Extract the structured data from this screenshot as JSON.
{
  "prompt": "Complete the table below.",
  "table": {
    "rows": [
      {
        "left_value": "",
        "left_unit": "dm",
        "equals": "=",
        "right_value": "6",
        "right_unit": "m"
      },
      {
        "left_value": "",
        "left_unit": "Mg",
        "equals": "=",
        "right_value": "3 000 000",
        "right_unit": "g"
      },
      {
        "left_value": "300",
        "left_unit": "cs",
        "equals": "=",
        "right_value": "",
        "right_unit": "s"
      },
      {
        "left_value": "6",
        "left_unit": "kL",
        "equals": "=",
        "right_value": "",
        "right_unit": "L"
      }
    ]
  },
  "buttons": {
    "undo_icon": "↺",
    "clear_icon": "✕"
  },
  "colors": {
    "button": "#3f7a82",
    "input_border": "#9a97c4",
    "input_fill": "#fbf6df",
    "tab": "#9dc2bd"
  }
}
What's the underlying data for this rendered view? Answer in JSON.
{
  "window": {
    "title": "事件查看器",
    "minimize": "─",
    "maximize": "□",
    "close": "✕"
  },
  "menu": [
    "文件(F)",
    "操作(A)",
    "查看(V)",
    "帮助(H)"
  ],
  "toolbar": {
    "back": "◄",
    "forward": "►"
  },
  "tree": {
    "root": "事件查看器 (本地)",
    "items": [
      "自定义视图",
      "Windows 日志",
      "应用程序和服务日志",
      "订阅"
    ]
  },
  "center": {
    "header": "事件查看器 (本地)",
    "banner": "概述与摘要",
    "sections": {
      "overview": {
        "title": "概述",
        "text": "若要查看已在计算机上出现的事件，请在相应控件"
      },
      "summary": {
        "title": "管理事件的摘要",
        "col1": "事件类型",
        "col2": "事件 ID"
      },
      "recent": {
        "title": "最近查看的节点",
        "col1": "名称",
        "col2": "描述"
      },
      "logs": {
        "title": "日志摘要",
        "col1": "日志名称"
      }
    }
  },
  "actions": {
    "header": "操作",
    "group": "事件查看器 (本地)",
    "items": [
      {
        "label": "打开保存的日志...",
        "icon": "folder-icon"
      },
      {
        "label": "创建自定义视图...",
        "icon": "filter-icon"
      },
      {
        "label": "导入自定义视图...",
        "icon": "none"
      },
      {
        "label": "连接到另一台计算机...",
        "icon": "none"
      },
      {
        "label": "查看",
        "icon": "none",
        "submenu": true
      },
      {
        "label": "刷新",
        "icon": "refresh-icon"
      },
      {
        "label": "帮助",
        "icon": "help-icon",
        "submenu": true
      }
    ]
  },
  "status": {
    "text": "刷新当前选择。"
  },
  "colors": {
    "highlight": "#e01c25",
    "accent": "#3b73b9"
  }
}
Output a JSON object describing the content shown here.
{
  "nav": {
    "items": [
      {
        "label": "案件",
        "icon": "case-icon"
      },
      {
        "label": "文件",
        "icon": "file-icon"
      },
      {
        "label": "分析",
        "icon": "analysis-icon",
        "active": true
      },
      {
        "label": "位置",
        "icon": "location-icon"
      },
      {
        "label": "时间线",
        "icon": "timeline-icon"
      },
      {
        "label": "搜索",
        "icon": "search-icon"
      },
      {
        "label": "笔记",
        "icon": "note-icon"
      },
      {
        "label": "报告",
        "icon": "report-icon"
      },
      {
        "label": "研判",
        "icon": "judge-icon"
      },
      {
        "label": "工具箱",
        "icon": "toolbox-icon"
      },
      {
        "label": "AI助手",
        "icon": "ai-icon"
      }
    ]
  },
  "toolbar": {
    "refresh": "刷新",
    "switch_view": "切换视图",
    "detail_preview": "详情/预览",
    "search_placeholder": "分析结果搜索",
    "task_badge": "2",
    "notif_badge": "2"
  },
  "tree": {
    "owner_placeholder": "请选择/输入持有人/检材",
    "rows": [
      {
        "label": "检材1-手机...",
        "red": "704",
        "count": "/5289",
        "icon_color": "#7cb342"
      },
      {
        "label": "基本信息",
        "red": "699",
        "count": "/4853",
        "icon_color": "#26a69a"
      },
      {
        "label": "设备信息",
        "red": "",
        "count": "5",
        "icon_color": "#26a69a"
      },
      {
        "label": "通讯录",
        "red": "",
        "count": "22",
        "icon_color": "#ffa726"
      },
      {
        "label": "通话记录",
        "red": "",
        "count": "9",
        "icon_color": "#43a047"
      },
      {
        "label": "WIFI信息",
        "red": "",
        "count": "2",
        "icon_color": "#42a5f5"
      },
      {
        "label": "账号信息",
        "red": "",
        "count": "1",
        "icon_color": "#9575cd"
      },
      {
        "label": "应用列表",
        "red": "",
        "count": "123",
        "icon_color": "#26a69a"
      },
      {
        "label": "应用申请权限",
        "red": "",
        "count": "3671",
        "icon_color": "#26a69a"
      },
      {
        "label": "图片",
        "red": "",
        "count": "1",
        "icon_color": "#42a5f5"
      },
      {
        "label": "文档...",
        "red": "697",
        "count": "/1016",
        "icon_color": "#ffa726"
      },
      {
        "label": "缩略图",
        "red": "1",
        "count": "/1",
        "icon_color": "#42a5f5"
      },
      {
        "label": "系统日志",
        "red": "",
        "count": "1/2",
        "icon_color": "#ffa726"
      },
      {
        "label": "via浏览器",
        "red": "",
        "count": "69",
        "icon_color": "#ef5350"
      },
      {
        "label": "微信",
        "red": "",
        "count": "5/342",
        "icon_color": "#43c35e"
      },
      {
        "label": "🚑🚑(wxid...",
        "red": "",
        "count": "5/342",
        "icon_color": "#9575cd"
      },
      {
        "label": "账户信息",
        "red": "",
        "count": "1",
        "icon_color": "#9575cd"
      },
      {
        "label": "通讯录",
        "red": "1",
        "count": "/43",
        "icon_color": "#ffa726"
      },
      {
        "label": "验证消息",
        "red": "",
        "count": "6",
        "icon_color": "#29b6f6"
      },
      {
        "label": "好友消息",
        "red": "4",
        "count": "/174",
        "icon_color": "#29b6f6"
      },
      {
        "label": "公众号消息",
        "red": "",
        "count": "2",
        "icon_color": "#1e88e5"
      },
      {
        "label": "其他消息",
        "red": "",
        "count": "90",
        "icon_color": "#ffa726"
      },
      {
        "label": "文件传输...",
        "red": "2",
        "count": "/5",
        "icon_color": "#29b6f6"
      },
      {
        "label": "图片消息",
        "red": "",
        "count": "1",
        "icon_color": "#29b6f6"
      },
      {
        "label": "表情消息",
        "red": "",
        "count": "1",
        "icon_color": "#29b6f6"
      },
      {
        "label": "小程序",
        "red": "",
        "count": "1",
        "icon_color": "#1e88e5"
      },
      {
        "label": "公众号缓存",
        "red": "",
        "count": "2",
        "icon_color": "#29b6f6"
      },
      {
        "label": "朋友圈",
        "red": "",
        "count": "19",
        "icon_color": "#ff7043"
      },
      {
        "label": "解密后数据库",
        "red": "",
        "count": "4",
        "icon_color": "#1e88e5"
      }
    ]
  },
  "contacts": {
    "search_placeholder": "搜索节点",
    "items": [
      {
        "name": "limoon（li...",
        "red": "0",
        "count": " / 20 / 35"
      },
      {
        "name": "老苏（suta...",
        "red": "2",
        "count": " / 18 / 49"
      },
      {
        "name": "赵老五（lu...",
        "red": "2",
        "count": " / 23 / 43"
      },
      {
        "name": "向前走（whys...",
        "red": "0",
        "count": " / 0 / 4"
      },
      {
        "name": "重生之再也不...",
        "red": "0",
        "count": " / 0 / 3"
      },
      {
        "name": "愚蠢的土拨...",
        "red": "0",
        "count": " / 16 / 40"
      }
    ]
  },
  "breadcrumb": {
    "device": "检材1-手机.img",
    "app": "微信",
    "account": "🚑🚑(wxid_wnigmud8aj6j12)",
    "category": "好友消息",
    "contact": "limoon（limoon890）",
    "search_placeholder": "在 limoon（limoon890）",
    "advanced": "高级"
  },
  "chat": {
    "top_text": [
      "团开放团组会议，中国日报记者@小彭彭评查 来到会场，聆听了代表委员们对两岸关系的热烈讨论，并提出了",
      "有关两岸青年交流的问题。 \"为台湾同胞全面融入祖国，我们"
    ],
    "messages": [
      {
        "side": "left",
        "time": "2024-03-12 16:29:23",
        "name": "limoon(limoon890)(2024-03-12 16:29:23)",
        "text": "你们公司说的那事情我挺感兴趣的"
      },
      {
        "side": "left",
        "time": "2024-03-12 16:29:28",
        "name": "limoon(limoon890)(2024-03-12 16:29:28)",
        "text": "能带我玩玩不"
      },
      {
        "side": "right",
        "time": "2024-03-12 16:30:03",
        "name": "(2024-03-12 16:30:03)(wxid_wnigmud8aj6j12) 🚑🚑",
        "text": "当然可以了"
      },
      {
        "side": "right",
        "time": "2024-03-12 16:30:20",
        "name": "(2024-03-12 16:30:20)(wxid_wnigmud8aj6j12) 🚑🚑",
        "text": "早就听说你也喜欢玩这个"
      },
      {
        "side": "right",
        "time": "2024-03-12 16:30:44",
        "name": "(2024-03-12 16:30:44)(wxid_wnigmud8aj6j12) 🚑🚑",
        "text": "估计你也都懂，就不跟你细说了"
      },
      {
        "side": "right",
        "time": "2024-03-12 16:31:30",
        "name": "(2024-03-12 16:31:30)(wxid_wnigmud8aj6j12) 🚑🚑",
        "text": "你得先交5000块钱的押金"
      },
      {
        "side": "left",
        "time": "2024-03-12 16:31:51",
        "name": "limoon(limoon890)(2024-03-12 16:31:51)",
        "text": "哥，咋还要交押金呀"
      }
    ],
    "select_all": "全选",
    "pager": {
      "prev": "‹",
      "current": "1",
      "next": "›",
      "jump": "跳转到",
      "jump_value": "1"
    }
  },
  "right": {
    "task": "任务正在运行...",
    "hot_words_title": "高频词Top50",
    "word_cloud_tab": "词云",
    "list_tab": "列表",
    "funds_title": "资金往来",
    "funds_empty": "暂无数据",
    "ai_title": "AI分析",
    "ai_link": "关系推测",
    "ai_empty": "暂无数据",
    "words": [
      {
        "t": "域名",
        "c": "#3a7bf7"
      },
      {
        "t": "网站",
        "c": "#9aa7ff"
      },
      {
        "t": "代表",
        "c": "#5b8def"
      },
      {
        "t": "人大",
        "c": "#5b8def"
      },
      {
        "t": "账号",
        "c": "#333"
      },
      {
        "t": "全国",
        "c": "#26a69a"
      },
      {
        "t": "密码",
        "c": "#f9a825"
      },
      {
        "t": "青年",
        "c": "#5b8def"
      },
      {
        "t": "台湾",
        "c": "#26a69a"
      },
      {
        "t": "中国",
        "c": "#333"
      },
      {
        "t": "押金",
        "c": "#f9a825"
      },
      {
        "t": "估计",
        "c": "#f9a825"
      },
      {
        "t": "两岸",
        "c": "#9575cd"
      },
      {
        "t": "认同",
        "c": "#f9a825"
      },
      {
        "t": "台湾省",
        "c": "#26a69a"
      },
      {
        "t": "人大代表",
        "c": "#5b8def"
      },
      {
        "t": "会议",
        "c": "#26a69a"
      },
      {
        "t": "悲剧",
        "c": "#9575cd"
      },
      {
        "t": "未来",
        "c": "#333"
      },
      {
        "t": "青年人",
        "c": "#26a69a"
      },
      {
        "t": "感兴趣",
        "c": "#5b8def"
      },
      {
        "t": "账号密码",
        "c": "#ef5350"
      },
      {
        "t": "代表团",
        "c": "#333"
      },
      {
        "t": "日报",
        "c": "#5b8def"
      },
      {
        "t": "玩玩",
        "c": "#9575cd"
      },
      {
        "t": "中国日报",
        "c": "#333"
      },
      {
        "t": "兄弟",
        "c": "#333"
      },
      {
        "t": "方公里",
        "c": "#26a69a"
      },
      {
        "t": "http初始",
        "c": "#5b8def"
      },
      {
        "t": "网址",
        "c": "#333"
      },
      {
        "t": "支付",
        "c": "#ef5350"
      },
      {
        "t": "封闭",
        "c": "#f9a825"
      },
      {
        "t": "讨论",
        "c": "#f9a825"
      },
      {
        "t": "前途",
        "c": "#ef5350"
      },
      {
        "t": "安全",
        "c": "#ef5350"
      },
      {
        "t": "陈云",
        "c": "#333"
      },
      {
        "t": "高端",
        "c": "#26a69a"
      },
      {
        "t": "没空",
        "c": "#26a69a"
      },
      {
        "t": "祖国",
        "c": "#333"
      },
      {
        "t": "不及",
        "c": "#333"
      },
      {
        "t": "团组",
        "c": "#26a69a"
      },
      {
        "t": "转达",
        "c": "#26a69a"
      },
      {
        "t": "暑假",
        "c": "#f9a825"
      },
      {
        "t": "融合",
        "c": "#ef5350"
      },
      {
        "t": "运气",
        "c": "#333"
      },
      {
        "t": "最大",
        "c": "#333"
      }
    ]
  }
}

.....

(What you are asked to do): Look through the entries above and report each line where the string "limoon" occurs.

(Right answer):
        "name": "limoon（li...",
    "contact": "limoon（limoon890）",
    "search_placeholder": "在 limoon（limoon890）",
        "name": "limoon(limoon890)(2024-03-12 16:29:23)",
        "name": "limoon(limoon890)(2024-03-12 16:29:28)",
        "name": "limoon(limoon890)(2024-03-12 16:31:51)",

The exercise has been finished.